_Task instructions_:
Write out exactly the lines between the line containing "Output the text content of this document." and the end of the records, counting both ends, and leave out all pictures.

##### Supplied records

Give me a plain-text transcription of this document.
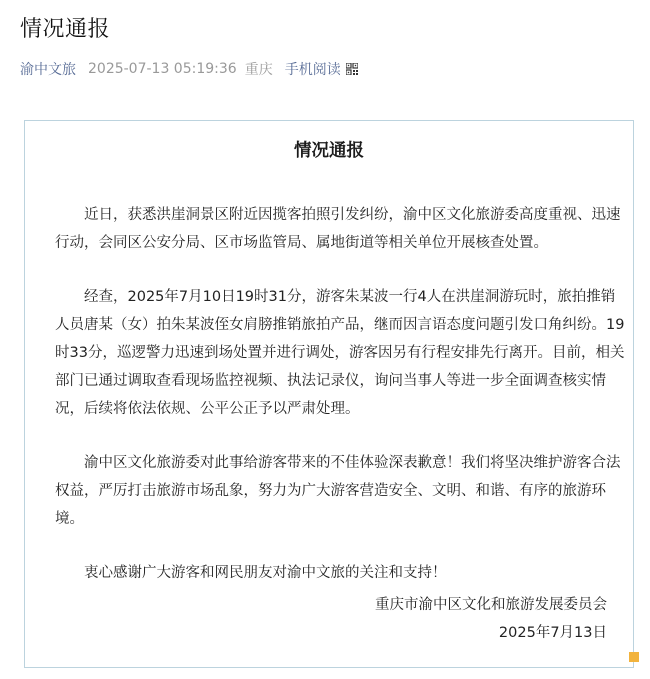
情况通报
渝中文旅 2025-07-13 05:19:36 重庆 手机阅读
情况通报

近日，获悉洪崖洞景区附近因揽客拍照引发纠纷，渝中区文化旅游委高度重视、迅速行动，会同区公安分局、区市场监管局、属地街道等相关单位开展核查处置。

经查，2025年7月10日19时31分，游客朱某波一行4人在洪崖洞游玩时，旅拍推销人员唐某（女）拍朱某波侄女肩膀推销旅拍产品，继而因言语态度问题引发口角纠纷。19时33分，巡逻警力迅速到场处置并进行调处，游客因另有行程安排先行离开。目前，相关部门已通过调取查看现场监控视频、执法记录仪，询问当事人等进一步全面调查核实情况，后续将依法依规、公平公正予以严肃处理。

渝中区文化旅游委对此事给游客带来的不佳体验深表歉意！我们将坚决维护游客合法权益，严厉打击旅游市场乱象，努力为广大游客营造安全、文明、和谐、有序的旅游环境。

衷心感谢广大游客和网民朋友对渝中文旅的关注和支持！

重庆市渝中区文化和旅游发展委员会
2025年7月13日
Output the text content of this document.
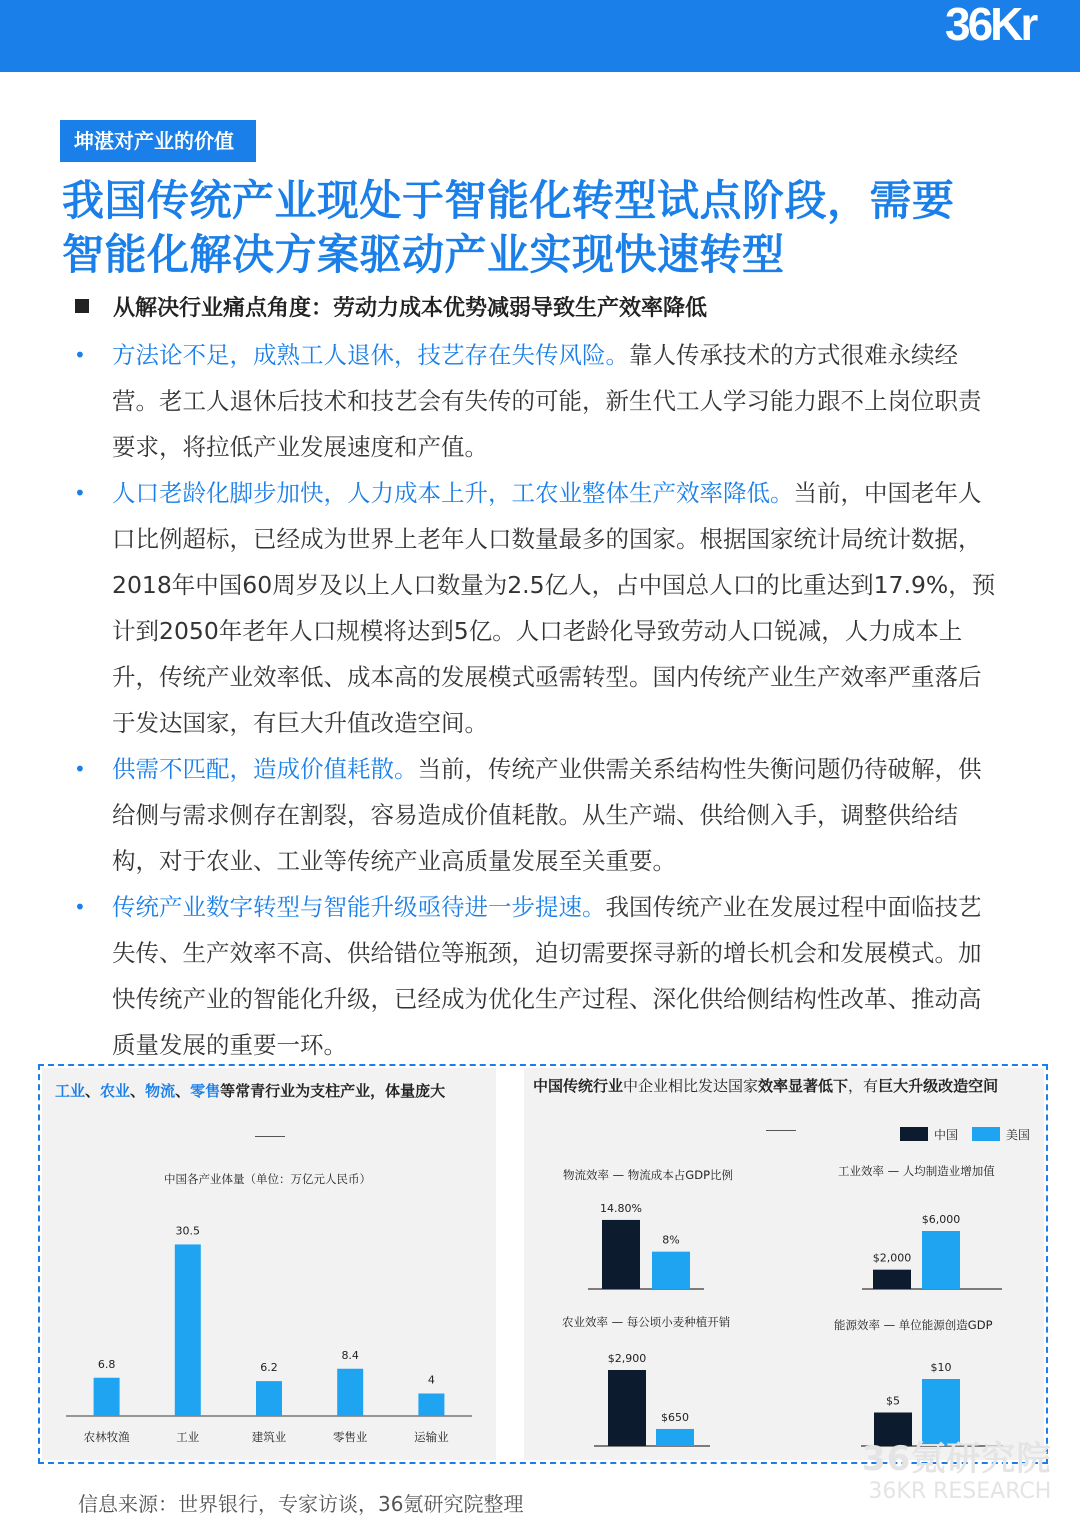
36Kr
坤湛对产业的价值
我国传统产业现处于智能化转型试点阶段，需要
智能化解决方案驱动产业实现快速转型
从解决行业痛点角度：劳动力成本优势减弱导致生产效率降低
• 方法论不足，成熟工人退休，技艺存在失传风险。靠人传承技术的方式很难永续经营。老工人退休后技术和技艺会有失传的可能，新生代工人学习能力跟不上岗位职责要求，将拉低产业发展速度和产值。
• 人口老龄化脚步加快，人力成本上升，工农业整体生产效率降低。当前，中国老年人口比例超标，已经成为世界上老年人口数量最多的国家。根据国家统计局统计数据，2018年中国60周岁及以上人口数量为2.5亿人，占中国总人口的比重达到17.9%，预计到2050年老年人口规模将达到5亿。人口老龄化导致劳动人口锐减，人力成本上升，传统产业效率低、成本高的发展模式亟需转型。国内传统产业生产效率严重落后于发达国家，有巨大升值改造空间。
• 供需不匹配，造成价值耗散。当前，传统产业供需关系结构性失衡问题仍待破解，供给侧与需求侧存在割裂，容易造成价值耗散。从生产端、供给侧入手，调整供给结构，对于农业、工业等传统产业高质量发展至关重要。
• 传统产业数字转型与智能升级亟待进一步提速。我国传统产业在发展过程中面临技艺失传、生产效率不高、供给错位等瓶颈，迫切需要探寻新的增长机会和发展模式。加快传统产业的智能化升级，已经成为优化生产过程、深化供给侧结构性改革、推动高质量发展的重要一环。
工业、农业、物流、零售等常青行业为支柱产业，体量庞大	中国传统行业中企业相比发达国家效率显著低下，有巨大升级改造空间
中国各产业体量（单位：万亿元人民币）
中国	美国
6.8
农林牧渔
30.5
工业
6.2
建筑业
8.4
零售业
4
运输业
物流效率 — 物流成本占GDP比例
14.80%
8%
工业效率 — 人均制造业增加值
$2,000
$6,000
农业效率 — 每公顷小麦种植开销
$2,900
$650
能源效率 — 单位能源创造GDP
$5
$10
信息来源：世界银行，专家访谈，36氪研究院整理
36氪研究院
36KR RESEARCH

##########

_Output for this task_:
Output the text content of this document.
36Kr
坤湛对产业的价值
我国传统产业现处于智能化转型试点阶段，需要
智能化解决方案驱动产业实现快速转型
从解决行业痛点角度：劳动力成本优势减弱导致生产效率降低
• 方法论不足，成熟工人退休，技艺存在失传风险。靠人传承技术的方式很难永续经营。老工人退休后技术和技艺会有失传的可能，新生代工人学习能力跟不上岗位职责要求，将拉低产业发展速度和产值。
• 人口老龄化脚步加快，人力成本上升，工农业整体生产效率降低。当前，中国老年人口比例超标，已经成为世界上老年人口数量最多的国家。根据国家统计局统计数据，2018年中国60周岁及以上人口数量为2.5亿人，占中国总人口的比重达到17.9%，预计到2050年老年人口规模将达到5亿。人口老龄化导致劳动人口锐减，人力成本上升，传统产业效率低、成本高的发展模式亟需转型。国内传统产业生产效率严重落后于发达国家，有巨大升值改造空间。
• 供需不匹配，造成价值耗散。当前，传统产业供需关系结构性失衡问题仍待破解，供给侧与需求侧存在割裂，容易造成价值耗散。从生产端、供给侧入手，调整供给结构，对于农业、工业等传统产业高质量发展至关重要。
• 传统产业数字转型与智能升级亟待进一步提速。我国传统产业在发展过程中面临技艺失传、生产效率不高、供给错位等瓶颈，迫切需要探寻新的增长机会和发展模式。加快传统产业的智能化升级，已经成为优化生产过程、深化供给侧结构性改革、推动高质量发展的重要一环。
工业、农业、物流、零售等常青行业为支柱产业，体量庞大	中国传统行业中企业相比发达国家效率显著低下，有巨大升级改造空间
中国各产业体量（单位：万亿元人民币）
中国	美国
6.8
农林牧渔
30.5
工业
6.2
建筑业
8.4
零售业
4
运输业
物流效率 — 物流成本占GDP比例
14.80%
8%
工业效率 — 人均制造业增加值
$2,000
$6,000
农业效率 — 每公顷小麦种植开销
$2,900
$650
能源效率 — 单位能源创造GDP
$5
$10
信息来源：世界银行，专家访谈，36氪研究院整理
36氪研究院
36KR RESEARCH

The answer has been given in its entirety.